> _EXERCISE_: Each line from the line holding "Decode this image" through the last line should be written out exactly, with nothing else and no images.

━━━ DATA TO USE ━━━

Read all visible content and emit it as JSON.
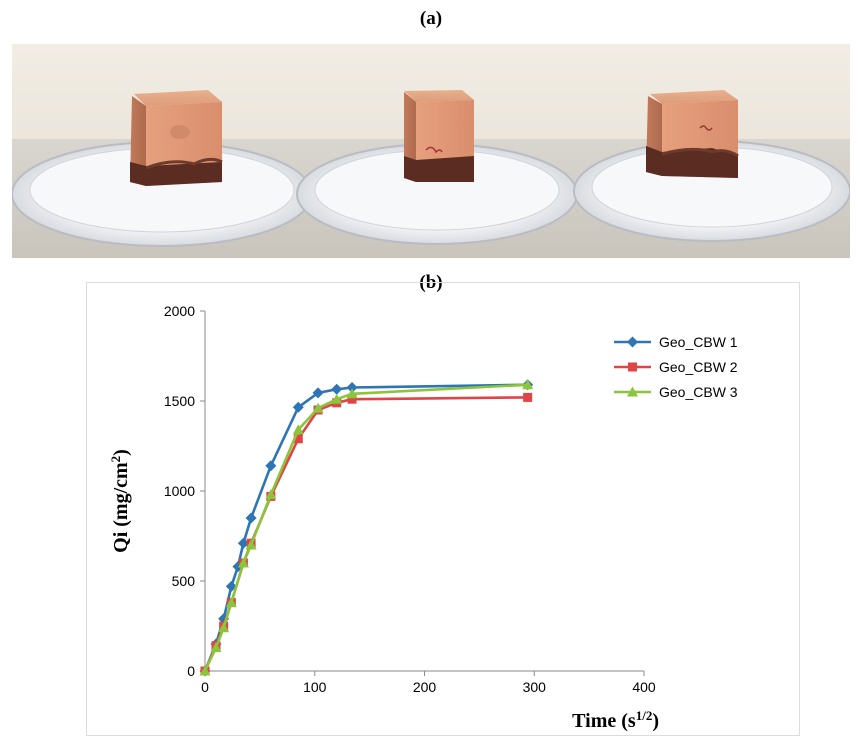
{
  "panels": {
    "a": "(a)",
    "b": "(b)"
  },
  "chart_data": {
    "type": "line",
    "title": "",
    "xlabel": "Time",
    "xlabel_unit": "(s",
    "xlabel_sup": "1/2",
    "xlabel_close": ")",
    "ylabel": "Qi (mg/cm",
    "ylabel_sup": "2",
    "ylabel_close": ")",
    "xlim": [
      0,
      400
    ],
    "ylim": [
      0,
      2000
    ],
    "xticks": [
      0,
      100,
      200,
      300,
      400
    ],
    "yticks": [
      0,
      500,
      1000,
      1500,
      2000
    ],
    "grid": false,
    "legend_position": "top-right",
    "series": [
      {
        "name": "Geo_CBW 1",
        "color": "#2e75b6",
        "marker": "diamond",
        "x": [
          0,
          10,
          17,
          24,
          30,
          35,
          42,
          60,
          85,
          103,
          120,
          134,
          294
        ],
        "y": [
          0,
          150,
          290,
          470,
          580,
          710,
          850,
          1140,
          1465,
          1545,
          1565,
          1575,
          1590
        ]
      },
      {
        "name": "Geo_CBW 2",
        "color": "#e04545",
        "marker": "square",
        "x": [
          0,
          10,
          17,
          24,
          35,
          42,
          60,
          85,
          103,
          120,
          134,
          294
        ],
        "y": [
          0,
          140,
          250,
          380,
          600,
          710,
          970,
          1290,
          1450,
          1490,
          1510,
          1520
        ]
      },
      {
        "name": "Geo_CBW 3",
        "color": "#8cc43c",
        "marker": "triangle",
        "x": [
          0,
          10,
          17,
          24,
          35,
          42,
          60,
          85,
          103,
          120,
          134,
          294
        ],
        "y": [
          0,
          130,
          240,
          380,
          600,
          700,
          980,
          1340,
          1460,
          1510,
          1540,
          1590
        ]
      }
    ]
  }
}
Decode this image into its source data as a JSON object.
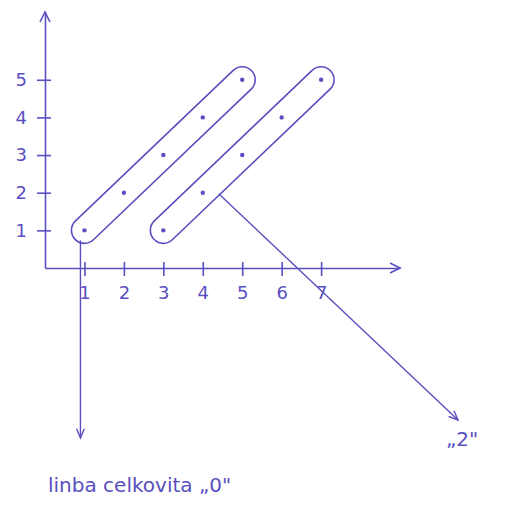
{
  "chart_data": {
    "type": "scatter",
    "color": "#5a4fc0",
    "xlim": [
      0,
      9
    ],
    "xticks": [
      1,
      2,
      3,
      4,
      5,
      6,
      7
    ],
    "ylim": [
      0,
      6.8
    ],
    "yticks": [
      1,
      2,
      3,
      4,
      5
    ],
    "grid": false,
    "series": [
      {
        "name": "linba celkovita „0\"",
        "x": [
          1,
          2,
          3,
          4,
          5
        ],
        "values": [
          1,
          2,
          3,
          4,
          5
        ]
      },
      {
        "name": "„2\"",
        "x": [
          3,
          4,
          5,
          6,
          7
        ],
        "values": [
          1,
          2,
          3,
          4,
          5
        ]
      }
    ]
  }
}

━━━

> _FULL ANSWER_:
Decode this image into its source data as a JSON object.
{
  "chart_data": {
    "type": "scatter",
    "color": "#5a4fc0",
    "xlim": [
      0,
      9
    ],
    "xticks": [
      1,
      2,
      3,
      4,
      5,
      6,
      7
    ],
    "ylim": [
      0,
      6.8
    ],
    "yticks": [
      1,
      2,
      3,
      4,
      5
    ],
    "grid": false,
    "series": [
      {
        "name": "linba celkovita „0\"",
        "x": [
          1,
          2,
          3,
          4,
          5
        ],
        "values": [
          1,
          2,
          3,
          4,
          5
        ]
      },
      {
        "name": "„2\"",
        "x": [
          3,
          4,
          5,
          6,
          7
        ],
        "values": [
          1,
          2,
          3,
          4,
          5
        ]
      }
    ]
  }
}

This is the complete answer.